*Given task*
Print the listing below in its entirety, character for character.
'''
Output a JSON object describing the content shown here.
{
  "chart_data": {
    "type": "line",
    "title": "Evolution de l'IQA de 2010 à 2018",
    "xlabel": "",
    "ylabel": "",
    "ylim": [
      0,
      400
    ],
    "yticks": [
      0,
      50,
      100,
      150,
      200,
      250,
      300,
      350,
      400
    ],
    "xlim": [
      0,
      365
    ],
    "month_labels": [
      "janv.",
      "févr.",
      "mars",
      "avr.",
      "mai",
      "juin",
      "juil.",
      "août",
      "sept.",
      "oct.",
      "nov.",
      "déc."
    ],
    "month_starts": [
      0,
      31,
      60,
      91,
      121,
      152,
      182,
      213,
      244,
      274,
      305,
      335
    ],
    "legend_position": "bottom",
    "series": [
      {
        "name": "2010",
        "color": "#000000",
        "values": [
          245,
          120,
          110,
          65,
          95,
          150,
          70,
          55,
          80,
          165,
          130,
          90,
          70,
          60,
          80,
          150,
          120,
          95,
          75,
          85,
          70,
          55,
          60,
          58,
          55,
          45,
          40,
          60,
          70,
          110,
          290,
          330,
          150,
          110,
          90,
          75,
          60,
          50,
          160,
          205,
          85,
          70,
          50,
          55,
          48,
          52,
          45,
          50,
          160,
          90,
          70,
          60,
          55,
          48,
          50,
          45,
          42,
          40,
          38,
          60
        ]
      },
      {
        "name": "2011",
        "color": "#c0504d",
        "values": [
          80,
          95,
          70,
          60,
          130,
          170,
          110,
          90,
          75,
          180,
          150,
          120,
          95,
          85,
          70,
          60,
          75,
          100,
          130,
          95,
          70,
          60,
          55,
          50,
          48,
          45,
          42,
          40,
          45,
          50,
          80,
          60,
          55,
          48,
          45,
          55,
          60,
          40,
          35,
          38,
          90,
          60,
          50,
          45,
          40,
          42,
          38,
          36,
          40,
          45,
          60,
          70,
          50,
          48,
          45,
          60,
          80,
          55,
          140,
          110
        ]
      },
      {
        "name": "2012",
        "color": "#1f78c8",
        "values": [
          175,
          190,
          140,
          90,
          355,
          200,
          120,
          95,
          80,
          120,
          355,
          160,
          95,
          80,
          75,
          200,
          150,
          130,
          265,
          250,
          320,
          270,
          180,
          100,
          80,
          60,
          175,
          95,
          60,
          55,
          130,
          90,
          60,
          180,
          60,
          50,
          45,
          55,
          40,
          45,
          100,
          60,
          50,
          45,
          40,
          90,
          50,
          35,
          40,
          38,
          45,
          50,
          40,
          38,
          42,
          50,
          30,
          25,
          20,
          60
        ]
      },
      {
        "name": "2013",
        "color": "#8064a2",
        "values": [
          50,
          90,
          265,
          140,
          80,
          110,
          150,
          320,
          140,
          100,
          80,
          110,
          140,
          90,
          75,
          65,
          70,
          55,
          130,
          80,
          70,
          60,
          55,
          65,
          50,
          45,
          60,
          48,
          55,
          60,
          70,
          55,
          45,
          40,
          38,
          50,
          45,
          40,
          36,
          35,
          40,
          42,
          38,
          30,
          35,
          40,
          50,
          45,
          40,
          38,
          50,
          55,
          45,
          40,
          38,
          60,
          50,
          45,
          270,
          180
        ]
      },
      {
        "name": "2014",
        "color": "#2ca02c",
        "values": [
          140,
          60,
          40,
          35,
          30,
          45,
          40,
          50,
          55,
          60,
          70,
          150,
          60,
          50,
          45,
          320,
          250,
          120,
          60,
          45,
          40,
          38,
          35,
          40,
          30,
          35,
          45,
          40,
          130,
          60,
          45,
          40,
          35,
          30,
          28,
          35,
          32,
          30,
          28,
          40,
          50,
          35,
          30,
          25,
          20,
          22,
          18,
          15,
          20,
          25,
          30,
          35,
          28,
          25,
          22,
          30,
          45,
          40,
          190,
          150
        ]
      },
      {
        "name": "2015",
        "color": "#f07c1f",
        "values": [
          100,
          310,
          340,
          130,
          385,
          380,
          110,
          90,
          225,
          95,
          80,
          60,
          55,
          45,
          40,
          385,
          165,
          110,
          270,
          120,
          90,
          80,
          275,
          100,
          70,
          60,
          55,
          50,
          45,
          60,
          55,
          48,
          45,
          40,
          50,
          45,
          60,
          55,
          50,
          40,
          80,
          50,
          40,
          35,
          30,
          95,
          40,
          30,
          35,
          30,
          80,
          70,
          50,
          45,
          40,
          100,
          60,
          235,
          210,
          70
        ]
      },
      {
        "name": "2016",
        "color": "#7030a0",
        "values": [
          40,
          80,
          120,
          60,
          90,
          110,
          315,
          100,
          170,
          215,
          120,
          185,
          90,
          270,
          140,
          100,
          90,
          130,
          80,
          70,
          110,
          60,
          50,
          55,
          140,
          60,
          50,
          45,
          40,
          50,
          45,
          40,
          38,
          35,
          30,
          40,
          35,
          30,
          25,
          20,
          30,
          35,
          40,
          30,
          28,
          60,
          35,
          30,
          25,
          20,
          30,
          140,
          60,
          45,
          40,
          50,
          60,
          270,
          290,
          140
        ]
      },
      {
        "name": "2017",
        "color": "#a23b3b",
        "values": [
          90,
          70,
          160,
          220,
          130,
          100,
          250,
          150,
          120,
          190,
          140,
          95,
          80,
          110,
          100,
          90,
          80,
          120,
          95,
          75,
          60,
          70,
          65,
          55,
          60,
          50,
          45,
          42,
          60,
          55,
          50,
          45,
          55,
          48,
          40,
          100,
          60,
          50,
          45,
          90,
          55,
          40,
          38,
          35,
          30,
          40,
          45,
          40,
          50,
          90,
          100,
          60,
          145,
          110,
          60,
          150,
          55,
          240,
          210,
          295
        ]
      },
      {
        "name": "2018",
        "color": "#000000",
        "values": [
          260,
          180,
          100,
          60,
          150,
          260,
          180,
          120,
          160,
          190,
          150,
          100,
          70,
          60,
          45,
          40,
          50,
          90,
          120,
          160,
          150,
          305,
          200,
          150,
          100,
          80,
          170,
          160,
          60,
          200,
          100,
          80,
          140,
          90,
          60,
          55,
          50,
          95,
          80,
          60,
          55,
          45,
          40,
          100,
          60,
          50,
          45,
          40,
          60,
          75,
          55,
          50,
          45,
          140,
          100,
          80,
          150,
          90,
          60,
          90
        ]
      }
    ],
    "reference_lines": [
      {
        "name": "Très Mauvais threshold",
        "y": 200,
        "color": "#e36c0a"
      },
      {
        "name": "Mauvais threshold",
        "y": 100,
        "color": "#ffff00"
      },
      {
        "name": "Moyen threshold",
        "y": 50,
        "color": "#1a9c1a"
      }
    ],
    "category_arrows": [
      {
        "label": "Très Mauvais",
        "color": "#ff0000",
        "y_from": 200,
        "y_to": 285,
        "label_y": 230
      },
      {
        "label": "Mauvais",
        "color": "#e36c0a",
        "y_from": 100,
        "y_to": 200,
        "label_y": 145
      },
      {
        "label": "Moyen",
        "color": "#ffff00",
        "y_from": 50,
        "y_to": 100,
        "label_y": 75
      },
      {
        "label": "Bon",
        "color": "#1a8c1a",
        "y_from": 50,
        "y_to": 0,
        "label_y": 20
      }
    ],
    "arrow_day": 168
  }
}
'''
*Finished task*
Output a JSON object describing the content shown here.
{
  "chart_data": {
    "type": "line",
    "title": "Evolution de l'IQA de 2010 à 2018",
    "xlabel": "",
    "ylabel": "",
    "ylim": [
      0,
      400
    ],
    "yticks": [
      0,
      50,
      100,
      150,
      200,
      250,
      300,
      350,
      400
    ],
    "xlim": [
      0,
      365
    ],
    "month_labels": [
      "janv.",
      "févr.",
      "mars",
      "avr.",
      "mai",
      "juin",
      "juil.",
      "août",
      "sept.",
      "oct.",
      "nov.",
      "déc."
    ],
    "month_starts": [
      0,
      31,
      60,
      91,
      121,
      152,
      182,
      213,
      244,
      274,
      305,
      335
    ],
    "legend_position": "bottom",
    "series": [
      {
        "name": "2010",
        "color": "#000000",
        "values": [
          245,
          120,
          110,
          65,
          95,
          150,
          70,
          55,
          80,
          165,
          130,
          90,
          70,
          60,
          80,
          150,
          120,
          95,
          75,
          85,
          70,
          55,
          60,
          58,
          55,
          45,
          40,
          60,
          70,
          110,
          290,
          330,
          150,
          110,
          90,
          75,
          60,
          50,
          160,
          205,
          85,
          70,
          50,
          55,
          48,
          52,
          45,
          50,
          160,
          90,
          70,
          60,
          55,
          48,
          50,
          45,
          42,
          40,
          38,
          60
        ]
      },
      {
        "name": "2011",
        "color": "#c0504d",
        "values": [
          80,
          95,
          70,
          60,
          130,
          170,
          110,
          90,
          75,
          180,
          150,
          120,
          95,
          85,
          70,
          60,
          75,
          100,
          130,
          95,
          70,
          60,
          55,
          50,
          48,
          45,
          42,
          40,
          45,
          50,
          80,
          60,
          55,
          48,
          45,
          55,
          60,
          40,
          35,
          38,
          90,
          60,
          50,
          45,
          40,
          42,
          38,
          36,
          40,
          45,
          60,
          70,
          50,
          48,
          45,
          60,
          80,
          55,
          140,
          110
        ]
      },
      {
        "name": "2012",
        "color": "#1f78c8",
        "values": [
          175,
          190,
          140,
          90,
          355,
          200,
          120,
          95,
          80,
          120,
          355,
          160,
          95,
          80,
          75,
          200,
          150,
          130,
          265,
          250,
          320,
          270,
          180,
          100,
          80,
          60,
          175,
          95,
          60,
          55,
          130,
          90,
          60,
          180,
          60,
          50,
          45,
          55,
          40,
          45,
          100,
          60,
          50,
          45,
          40,
          90,
          50,
          35,
          40,
          38,
          45,
          50,
          40,
          38,
          42,
          50,
          30,
          25,
          20,
          60
        ]
      },
      {
        "name": "2013",
        "color": "#8064a2",
        "values": [
          50,
          90,
          265,
          140,
          80,
          110,
          150,
          320,
          140,
          100,
          80,
          110,
          140,
          90,
          75,
          65,
          70,
          55,
          130,
          80,
          70,
          60,
          55,
          65,
          50,
          45,
          60,
          48,
          55,
          60,
          70,
          55,
          45,
          40,
          38,
          50,
          45,
          40,
          36,
          35,
          40,
          42,
          38,
          30,
          35,
          40,
          50,
          45,
          40,
          38,
          50,
          55,
          45,
          40,
          38,
          60,
          50,
          45,
          270,
          180
        ]
      },
      {
        "name": "2014",
        "color": "#2ca02c",
        "values": [
          140,
          60,
          40,
          35,
          30,
          45,
          40,
          50,
          55,
          60,
          70,
          150,
          60,
          50,
          45,
          320,
          250,
          120,
          60,
          45,
          40,
          38,
          35,
          40,
          30,
          35,
          45,
          40,
          130,
          60,
          45,
          40,
          35,
          30,
          28,
          35,
          32,
          30,
          28,
          40,
          50,
          35,
          30,
          25,
          20,
          22,
          18,
          15,
          20,
          25,
          30,
          35,
          28,
          25,
          22,
          30,
          45,
          40,
          190,
          150
        ]
      },
      {
        "name": "2015",
        "color": "#f07c1f",
        "values": [
          100,
          310,
          340,
          130,
          385,
          380,
          110,
          90,
          225,
          95,
          80,
          60,
          55,
          45,
          40,
          385,
          165,
          110,
          270,
          120,
          90,
          80,
          275,
          100,
          70,
          60,
          55,
          50,
          45,
          60,
          55,
          48,
          45,
          40,
          50,
          45,
          60,
          55,
          50,
          40,
          80,
          50,
          40,
          35,
          30,
          95,
          40,
          30,
          35,
          30,
          80,
          70,
          50,
          45,
          40,
          100,
          60,
          235,
          210,
          70
        ]
      },
      {
        "name": "2016",
        "color": "#7030a0",
        "values": [
          40,
          80,
          120,
          60,
          90,
          110,
          315,
          100,
          170,
          215,
          120,
          185,
          90,
          270,
          140,
          100,
          90,
          130,
          80,
          70,
          110,
          60,
          50,
          55,
          140,
          60,
          50,
          45,
          40,
          50,
          45,
          40,
          38,
          35,
          30,
          40,
          35,
          30,
          25,
          20,
          30,
          35,
          40,
          30,
          28,
          60,
          35,
          30,
          25,
          20,
          30,
          140,
          60,
          45,
          40,
          50,
          60,
          270,
          290,
          140
        ]
      },
      {
        "name": "2017",
        "color": "#a23b3b",
        "values": [
          90,
          70,
          160,
          220,
          130,
          100,
          250,
          150,
          120,
          190,
          140,
          95,
          80,
          110,
          100,
          90,
          80,
          120,
          95,
          75,
          60,
          70,
          65,
          55,
          60,
          50,
          45,
          42,
          60,
          55,
          50,
          45,
          55,
          48,
          40,
          100,
          60,
          50,
          45,
          90,
          55,
          40,
          38,
          35,
          30,
          40,
          45,
          40,
          50,
          90,
          100,
          60,
          145,
          110,
          60,
          150,
          55,
          240,
          210,
          295
        ]
      },
      {
        "name": "2018",
        "color": "#000000",
        "values": [
          260,
          180,
          100,
          60,
          150,
          260,
          180,
          120,
          160,
          190,
          150,
          100,
          70,
          60,
          45,
          40,
          50,
          90,
          120,
          160,
          150,
          305,
          200,
          150,
          100,
          80,
          170,
          160,
          60,
          200,
          100,
          80,
          140,
          90,
          60,
          55,
          50,
          95,
          80,
          60,
          55,
          45,
          40,
          100,
          60,
          50,
          45,
          40,
          60,
          75,
          55,
          50,
          45,
          140,
          100,
          80,
          150,
          90,
          60,
          90
        ]
      }
    ],
    "reference_lines": [
      {
        "name": "Très Mauvais threshold",
        "y": 200,
        "color": "#e36c0a"
      },
      {
        "name": "Mauvais threshold",
        "y": 100,
        "color": "#ffff00"
      },
      {
        "name": "Moyen threshold",
        "y": 50,
        "color": "#1a9c1a"
      }
    ],
    "category_arrows": [
      {
        "label": "Très Mauvais",
        "color": "#ff0000",
        "y_from": 200,
        "y_to": 285,
        "label_y": 230
      },
      {
        "label": "Mauvais",
        "color": "#e36c0a",
        "y_from": 100,
        "y_to": 200,
        "label_y": 145
      },
      {
        "label": "Moyen",
        "color": "#ffff00",
        "y_from": 50,
        "y_to": 100,
        "label_y": 75
      },
      {
        "label": "Bon",
        "color": "#1a8c1a",
        "y_from": 50,
        "y_to": 0,
        "label_y": 20
      }
    ],
    "arrow_day": 168
  }
}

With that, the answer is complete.